Stated problem
What follows is a listing; restate every line of it word for word.

Extracted information
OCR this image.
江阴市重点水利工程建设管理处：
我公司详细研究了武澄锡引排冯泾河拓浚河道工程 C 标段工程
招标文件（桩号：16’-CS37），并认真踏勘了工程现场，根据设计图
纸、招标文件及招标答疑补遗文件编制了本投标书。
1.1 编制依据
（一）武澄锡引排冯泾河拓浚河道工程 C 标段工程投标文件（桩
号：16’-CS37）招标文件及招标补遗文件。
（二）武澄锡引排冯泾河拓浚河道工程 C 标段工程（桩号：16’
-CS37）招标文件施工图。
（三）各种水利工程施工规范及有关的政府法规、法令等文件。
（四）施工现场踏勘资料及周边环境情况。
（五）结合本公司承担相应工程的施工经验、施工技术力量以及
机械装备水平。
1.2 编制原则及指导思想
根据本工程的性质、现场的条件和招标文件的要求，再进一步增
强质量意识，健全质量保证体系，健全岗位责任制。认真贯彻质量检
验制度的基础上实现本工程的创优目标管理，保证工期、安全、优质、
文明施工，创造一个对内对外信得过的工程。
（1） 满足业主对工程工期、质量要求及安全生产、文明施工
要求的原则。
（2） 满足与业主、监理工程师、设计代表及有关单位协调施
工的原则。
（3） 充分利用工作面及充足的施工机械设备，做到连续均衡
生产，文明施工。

Response to this exercise
OCR this image.
江阴市重点水利工程建设管理处：
我公司详细研究了武澄锡引排冯泾河拓浚河道工程 C 标段工程
招标文件（桩号：16’-CS37），并认真踏勘了工程现场，根据设计图
纸、招标文件及招标答疑补遗文件编制了本投标书。
1.1 编制依据
（一）武澄锡引排冯泾河拓浚河道工程 C 标段工程投标文件（桩
号：16’-CS37）招标文件及招标补遗文件。
（二）武澄锡引排冯泾河拓浚河道工程 C 标段工程（桩号：16’
-CS37）招标文件施工图。
（三）各种水利工程施工规范及有关的政府法规、法令等文件。
（四）施工现场踏勘资料及周边环境情况。
（五）结合本公司承担相应工程的施工经验、施工技术力量以及
机械装备水平。
1.2 编制原则及指导思想
根据本工程的性质、现场的条件和招标文件的要求，再进一步增
强质量意识，健全质量保证体系，健全岗位责任制。认真贯彻质量检
验制度的基础上实现本工程的创优目标管理，保证工期、安全、优质、
文明施工，创造一个对内对外信得过的工程。
（1） 满足业主对工程工期、质量要求及安全生产、文明施工
要求的原则。
（2） 满足与业主、监理工程师、设计代表及有关单位协调施
工的原则。
（3） 充分利用工作面及充足的施工机械设备，做到连续均衡
生产，文明施工。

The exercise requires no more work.